DESCRIPTION OF THE TASK
Retype the data below without altering anything.

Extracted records
########################################
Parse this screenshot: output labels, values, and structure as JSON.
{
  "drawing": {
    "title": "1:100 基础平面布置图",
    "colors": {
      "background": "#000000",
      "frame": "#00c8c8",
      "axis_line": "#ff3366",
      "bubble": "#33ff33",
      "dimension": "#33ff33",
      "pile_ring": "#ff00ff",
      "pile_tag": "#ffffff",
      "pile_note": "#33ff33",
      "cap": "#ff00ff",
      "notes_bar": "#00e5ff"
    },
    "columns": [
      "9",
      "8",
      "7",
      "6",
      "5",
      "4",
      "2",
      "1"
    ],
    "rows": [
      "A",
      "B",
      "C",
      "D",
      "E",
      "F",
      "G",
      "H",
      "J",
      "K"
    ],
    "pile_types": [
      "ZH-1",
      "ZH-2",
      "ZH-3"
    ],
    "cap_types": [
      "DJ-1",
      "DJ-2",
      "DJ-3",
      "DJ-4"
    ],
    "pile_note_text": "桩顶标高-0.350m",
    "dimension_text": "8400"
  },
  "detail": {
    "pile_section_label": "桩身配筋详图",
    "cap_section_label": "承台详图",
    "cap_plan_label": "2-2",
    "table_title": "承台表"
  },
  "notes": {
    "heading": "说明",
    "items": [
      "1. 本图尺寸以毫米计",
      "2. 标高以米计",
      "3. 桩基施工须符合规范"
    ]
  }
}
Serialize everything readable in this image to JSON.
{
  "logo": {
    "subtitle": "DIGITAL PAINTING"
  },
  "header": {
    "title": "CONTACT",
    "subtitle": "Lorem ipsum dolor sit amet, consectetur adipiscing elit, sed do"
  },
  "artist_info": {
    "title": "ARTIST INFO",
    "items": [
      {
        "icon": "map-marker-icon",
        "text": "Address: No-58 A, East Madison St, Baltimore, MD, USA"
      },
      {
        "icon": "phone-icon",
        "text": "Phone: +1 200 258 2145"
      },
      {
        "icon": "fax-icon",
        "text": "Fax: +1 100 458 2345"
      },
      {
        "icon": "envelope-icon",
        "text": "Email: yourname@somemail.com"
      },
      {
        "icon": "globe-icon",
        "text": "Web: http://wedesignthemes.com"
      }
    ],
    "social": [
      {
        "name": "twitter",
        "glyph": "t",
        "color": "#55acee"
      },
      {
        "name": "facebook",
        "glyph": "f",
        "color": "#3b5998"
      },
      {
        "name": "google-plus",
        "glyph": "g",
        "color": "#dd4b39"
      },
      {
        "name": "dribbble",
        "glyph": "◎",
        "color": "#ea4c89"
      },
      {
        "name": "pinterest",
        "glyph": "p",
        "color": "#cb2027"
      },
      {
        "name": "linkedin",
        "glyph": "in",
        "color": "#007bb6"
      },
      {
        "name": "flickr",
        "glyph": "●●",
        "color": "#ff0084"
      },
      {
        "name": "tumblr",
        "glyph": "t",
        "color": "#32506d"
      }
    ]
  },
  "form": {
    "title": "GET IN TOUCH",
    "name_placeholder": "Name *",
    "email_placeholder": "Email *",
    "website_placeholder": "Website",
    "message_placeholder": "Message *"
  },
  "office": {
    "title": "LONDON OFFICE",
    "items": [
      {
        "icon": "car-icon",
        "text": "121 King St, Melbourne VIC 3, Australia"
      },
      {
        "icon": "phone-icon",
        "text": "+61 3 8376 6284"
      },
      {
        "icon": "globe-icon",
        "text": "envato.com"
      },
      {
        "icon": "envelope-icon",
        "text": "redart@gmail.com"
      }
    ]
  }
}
########################################
FULL RESPONSE
Parse this screenshot: output labels, values, and structure as JSON.
{
  "drawing": {
    "title": "1:100 基础平面布置图",
    "colors": {
      "background": "#000000",
      "frame": "#00c8c8",
      "axis_line": "#ff3366",
      "bubble": "#33ff33",
      "dimension": "#33ff33",
      "pile_ring": "#ff00ff",
      "pile_tag": "#ffffff",
      "pile_note": "#33ff33",
      "cap": "#ff00ff",
      "notes_bar": "#00e5ff"
    },
    "columns": [
      "9",
      "8",
      "7",
      "6",
      "5",
      "4",
      "2",
      "1"
    ],
    "rows": [
      "A",
      "B",
      "C",
      "D",
      "E",
      "F",
      "G",
      "H",
      "J",
      "K"
    ],
    "pile_types": [
      "ZH-1",
      "ZH-2",
      "ZH-3"
    ],
    "cap_types": [
      "DJ-1",
      "DJ-2",
      "DJ-3",
      "DJ-4"
    ],
    "pile_note_text": "桩顶标高-0.350m",
    "dimension_text": "8400"
  },
  "detail": {
    "pile_section_label": "桩身配筋详图",
    "cap_section_label": "承台详图",
    "cap_plan_label": "2-2",
    "table_title": "承台表"
  },
  "notes": {
    "heading": "说明",
    "items": [
      "1. 本图尺寸以毫米计",
      "2. 标高以米计",
      "3. 桩基施工须符合规范"
    ]
  }
}
Serialize everything readable in this image to JSON.
{
  "logo": {
    "subtitle": "DIGITAL PAINTING"
  },
  "header": {
    "title": "CONTACT",
    "subtitle": "Lorem ipsum dolor sit amet, consectetur adipiscing elit, sed do"
  },
  "artist_info": {
    "title": "ARTIST INFO",
    "items": [
      {
        "icon": "map-marker-icon",
        "text": "Address: No-58 A, East Madison St, Baltimore, MD, USA"
      },
      {
        "icon": "phone-icon",
        "text": "Phone: +1 200 258 2145"
      },
      {
        "icon": "fax-icon",
        "text": "Fax: +1 100 458 2345"
      },
      {
        "icon": "envelope-icon",
        "text": "Email: yourname@somemail.com"
      },
      {
        "icon": "globe-icon",
        "text": "Web: http://wedesignthemes.com"
      }
    ],
    "social": [
      {
        "name": "twitter",
        "glyph": "t",
        "color": "#55acee"
      },
      {
        "name": "facebook",
        "glyph": "f",
        "color": "#3b5998"
      },
      {
        "name": "google-plus",
        "glyph": "g",
        "color": "#dd4b39"
      },
      {
        "name": "dribbble",
        "glyph": "◎",
        "color": "#ea4c89"
      },
      {
        "name": "pinterest",
        "glyph": "p",
        "color": "#cb2027"
      },
      {
        "name": "linkedin",
        "glyph": "in",
        "color": "#007bb6"
      },
      {
        "name": "flickr",
        "glyph": "●●",
        "color": "#ff0084"
      },
      {
        "name": "tumblr",
        "glyph": "t",
        "color": "#32506d"
      }
    ]
  },
  "form": {
    "title": "GET IN TOUCH",
    "name_placeholder": "Name *",
    "email_placeholder": "Email *",
    "website_placeholder": "Website",
    "message_placeholder": "Message *"
  },
  "office": {
    "title": "LONDON OFFICE",
    "items": [
      {
        "icon": "car-icon",
        "text": "121 King St, Melbourne VIC 3, Australia"
      },
      {
        "icon": "phone-icon",
        "text": "+61 3 8376 6284"
      },
      {
        "icon": "globe-icon",
        "text": "envato.com"
      },
      {
        "icon": "envelope-icon",
        "text": "redart@gmail.com"
      }
    ]
  }
}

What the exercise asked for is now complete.